Find the lines holding the word "Zajęcie" and collect them.

(Dataset entries)
----------------------------------------

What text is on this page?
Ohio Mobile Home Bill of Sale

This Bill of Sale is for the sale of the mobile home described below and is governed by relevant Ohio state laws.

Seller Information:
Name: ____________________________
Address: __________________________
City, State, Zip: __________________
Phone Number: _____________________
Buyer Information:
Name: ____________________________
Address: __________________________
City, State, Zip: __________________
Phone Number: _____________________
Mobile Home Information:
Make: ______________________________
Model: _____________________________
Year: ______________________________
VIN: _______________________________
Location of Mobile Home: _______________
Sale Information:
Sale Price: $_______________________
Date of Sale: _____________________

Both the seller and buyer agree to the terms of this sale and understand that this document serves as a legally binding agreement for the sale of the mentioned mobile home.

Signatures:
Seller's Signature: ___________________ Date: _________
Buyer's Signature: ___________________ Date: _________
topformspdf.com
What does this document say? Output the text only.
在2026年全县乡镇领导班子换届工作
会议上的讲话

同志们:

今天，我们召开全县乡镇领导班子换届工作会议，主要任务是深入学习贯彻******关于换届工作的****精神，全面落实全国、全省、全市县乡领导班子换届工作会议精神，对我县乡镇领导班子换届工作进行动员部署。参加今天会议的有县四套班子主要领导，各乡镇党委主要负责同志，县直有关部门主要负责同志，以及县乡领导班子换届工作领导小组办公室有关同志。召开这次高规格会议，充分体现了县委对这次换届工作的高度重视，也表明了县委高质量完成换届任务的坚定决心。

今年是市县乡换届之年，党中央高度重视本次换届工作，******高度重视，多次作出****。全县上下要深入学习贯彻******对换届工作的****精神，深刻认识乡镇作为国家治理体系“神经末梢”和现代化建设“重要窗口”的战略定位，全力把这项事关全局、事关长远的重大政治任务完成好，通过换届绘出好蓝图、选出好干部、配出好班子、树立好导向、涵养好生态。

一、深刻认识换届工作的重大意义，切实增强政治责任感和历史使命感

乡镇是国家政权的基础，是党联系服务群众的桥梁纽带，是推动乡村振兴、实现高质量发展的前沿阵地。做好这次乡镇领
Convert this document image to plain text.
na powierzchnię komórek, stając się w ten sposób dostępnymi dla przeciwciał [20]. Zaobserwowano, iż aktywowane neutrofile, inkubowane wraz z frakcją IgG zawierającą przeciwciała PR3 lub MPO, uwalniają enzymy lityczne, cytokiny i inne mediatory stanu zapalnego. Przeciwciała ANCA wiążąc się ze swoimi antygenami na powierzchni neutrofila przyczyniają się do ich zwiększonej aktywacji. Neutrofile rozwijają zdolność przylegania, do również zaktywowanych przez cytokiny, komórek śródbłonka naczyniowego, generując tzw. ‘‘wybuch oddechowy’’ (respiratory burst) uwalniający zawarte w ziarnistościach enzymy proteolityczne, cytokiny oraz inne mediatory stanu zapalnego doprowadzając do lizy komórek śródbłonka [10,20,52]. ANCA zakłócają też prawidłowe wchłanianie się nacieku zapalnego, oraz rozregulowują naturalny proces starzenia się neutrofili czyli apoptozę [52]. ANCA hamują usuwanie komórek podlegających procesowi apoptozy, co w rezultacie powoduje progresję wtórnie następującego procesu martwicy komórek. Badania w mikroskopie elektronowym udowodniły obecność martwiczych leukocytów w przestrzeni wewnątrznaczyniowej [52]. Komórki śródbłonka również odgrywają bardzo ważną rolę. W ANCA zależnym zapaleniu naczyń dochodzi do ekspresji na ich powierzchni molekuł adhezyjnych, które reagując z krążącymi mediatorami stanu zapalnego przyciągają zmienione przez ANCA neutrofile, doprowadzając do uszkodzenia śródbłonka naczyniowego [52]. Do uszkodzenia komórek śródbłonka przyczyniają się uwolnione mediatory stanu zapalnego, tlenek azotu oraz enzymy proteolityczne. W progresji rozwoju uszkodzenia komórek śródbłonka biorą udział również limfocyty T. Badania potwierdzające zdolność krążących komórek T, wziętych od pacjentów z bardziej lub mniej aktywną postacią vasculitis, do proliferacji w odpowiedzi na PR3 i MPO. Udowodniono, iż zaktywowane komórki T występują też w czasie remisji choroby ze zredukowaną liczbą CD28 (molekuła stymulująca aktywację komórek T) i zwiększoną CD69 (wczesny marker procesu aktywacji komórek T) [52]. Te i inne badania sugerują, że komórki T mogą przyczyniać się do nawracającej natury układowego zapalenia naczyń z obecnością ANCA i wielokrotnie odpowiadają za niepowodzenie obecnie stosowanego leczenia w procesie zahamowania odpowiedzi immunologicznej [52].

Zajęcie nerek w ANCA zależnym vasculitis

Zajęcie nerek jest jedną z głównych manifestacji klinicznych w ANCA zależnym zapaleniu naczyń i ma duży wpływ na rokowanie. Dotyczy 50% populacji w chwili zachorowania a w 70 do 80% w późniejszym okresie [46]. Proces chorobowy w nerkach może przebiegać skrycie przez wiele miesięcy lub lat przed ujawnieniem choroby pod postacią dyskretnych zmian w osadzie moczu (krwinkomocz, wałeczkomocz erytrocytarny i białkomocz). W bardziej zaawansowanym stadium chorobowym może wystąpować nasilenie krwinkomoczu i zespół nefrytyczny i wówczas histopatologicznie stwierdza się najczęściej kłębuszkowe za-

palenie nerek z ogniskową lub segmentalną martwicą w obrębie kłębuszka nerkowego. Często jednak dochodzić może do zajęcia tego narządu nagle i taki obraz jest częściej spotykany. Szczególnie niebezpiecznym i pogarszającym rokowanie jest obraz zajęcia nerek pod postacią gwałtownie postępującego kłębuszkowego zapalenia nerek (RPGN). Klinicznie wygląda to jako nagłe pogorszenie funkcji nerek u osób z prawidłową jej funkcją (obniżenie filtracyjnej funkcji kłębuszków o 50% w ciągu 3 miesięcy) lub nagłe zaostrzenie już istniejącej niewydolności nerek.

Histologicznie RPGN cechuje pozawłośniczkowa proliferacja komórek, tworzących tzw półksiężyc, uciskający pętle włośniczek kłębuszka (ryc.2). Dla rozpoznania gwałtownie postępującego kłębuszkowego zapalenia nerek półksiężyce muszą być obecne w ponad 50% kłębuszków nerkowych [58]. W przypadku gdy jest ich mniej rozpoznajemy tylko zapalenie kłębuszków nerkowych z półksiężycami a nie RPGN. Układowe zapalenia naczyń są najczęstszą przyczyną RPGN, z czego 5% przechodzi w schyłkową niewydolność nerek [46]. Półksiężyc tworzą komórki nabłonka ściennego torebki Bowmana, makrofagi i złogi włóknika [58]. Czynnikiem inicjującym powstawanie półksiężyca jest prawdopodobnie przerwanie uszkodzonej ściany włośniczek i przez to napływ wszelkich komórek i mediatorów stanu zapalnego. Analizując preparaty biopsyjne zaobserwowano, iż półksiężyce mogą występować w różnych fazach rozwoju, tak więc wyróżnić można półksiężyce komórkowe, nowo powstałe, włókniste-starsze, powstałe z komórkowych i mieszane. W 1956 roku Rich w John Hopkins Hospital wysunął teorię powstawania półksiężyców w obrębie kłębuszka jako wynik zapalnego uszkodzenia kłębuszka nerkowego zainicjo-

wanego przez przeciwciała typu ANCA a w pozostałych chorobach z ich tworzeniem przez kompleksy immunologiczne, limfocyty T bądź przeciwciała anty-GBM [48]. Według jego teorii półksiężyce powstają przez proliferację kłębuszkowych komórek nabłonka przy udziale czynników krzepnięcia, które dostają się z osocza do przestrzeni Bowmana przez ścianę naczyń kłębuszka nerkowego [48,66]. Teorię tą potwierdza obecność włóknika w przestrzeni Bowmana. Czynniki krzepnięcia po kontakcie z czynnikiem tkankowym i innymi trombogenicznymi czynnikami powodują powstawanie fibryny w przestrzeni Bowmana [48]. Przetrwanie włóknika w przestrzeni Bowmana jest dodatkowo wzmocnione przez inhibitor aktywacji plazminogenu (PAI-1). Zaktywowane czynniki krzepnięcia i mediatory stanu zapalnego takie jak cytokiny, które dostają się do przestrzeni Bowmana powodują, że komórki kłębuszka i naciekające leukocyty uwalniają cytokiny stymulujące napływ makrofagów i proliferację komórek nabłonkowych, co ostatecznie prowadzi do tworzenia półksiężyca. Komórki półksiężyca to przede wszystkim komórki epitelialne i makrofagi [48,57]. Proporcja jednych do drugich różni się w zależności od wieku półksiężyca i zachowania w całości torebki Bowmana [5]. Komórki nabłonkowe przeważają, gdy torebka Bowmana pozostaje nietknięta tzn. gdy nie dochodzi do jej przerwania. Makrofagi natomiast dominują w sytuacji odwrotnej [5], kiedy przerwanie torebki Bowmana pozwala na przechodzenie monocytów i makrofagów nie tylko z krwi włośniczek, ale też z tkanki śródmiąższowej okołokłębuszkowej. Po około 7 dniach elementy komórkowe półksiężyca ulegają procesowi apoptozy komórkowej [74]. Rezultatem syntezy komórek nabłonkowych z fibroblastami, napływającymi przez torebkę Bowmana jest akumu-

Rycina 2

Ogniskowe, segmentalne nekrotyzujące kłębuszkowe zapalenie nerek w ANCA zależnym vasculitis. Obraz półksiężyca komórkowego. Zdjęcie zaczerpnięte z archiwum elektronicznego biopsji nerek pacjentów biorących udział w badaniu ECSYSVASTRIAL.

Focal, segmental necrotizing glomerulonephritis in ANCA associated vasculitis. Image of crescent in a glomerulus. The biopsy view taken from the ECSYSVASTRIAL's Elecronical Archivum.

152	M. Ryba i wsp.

----------------------------------------

Final result:
Zajęcie nerek w ANCA zależnym vasculitis
Zajęcie nerek jest jedną z głównych manifestacji klinicznych w ANCA zależnym zapaleniu naczyń i ma duży wpływ na rokowanie. Dotyczy 50% populacji w chwili zachorowania a w 70 do 80% w późniejszym okresie [46]. Proces chorobowy w nerkach może przebiegać skrycie przez wiele miesięcy lub lat przed ujawnieniem choroby pod postacią dyskretnych zmian w osadzie moczu (krwinkomocz, wałeczkomocz erytrocytarny i białkomocz). W bardziej zaawansowanym stadium chorobowym może wystąpować nasilenie krwinkomoczu i zespół nefrytyczny i wówczas histopatologicznie stwierdza się najczęściej kłębuszkowe za-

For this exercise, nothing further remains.